Given text -
********************
Building in Chicago, Illinois

The Crane Company Building is an early skyscraper located at 836 S. Michigan Ave. in the Loop community area of Chicago, Illinois. The twelve-story building was designed by Holabird & Roche and built in 1912. The steel frame skyscraper was designed in the Classical Revival style, and its exterior design is split into three sections. The first and second floors are faced in limestone and feature piers supporting a cornice; the third floor is also covered in limestone. The fourth through eleventh floors are constructed in red brick; windows on these floors feature terra cotta keystones and sills, and the eleventh floor is capped by a terra cotta cornice. The twelfth floor is decorated in terra cotta panels which incorporate Crane Company valves in their design; this floor is also topped by a cornice.
********************
Provided material -
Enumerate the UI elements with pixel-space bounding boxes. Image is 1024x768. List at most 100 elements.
********************
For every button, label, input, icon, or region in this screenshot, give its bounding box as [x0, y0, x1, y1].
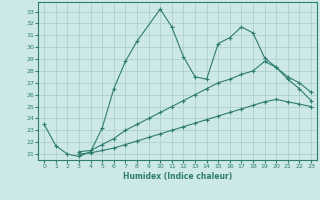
********************
What to work on -
A: Using the passage on the Crane Company Building, explain in one to three sentences how the building's exterior is divided into its three sections.
B: Carry on the passage on the Crane Company Building from the point where it stops.

Answers below -
A: The lowest floors, the first through third, are faced in limestone, and the first two have piers supporting a cornice. The fourth through eleventh floors are red brick with terra cotta keystones and sills at the windows and a terra cotta cornice above the eleventh floor. The twelfth floor is covered in terra cotta panels that work Crane Company valves into their design and is topped by its own cornice.

B:
The building originally housed offices for the Crane Company, which manufactured plumbing and heating equipment. The Crane Company played a significant role in both the Chicago economy, where it was a major employer of industrial workers, and the national manufacturing landscape, where it was considered "the United States' leading manufacturer" of iron and brass plumbing and heating fixtures. Due to the demolition of the Crane Company's factories and its early leaders' homes, the Crane Company Building is now the most significant landmark in Chicago associated with the company. After the Crane Company left the building in 1960, it was converted to a residential property.

The Crane Company Building was added to the National Register of Historic Places on January 28, 2002.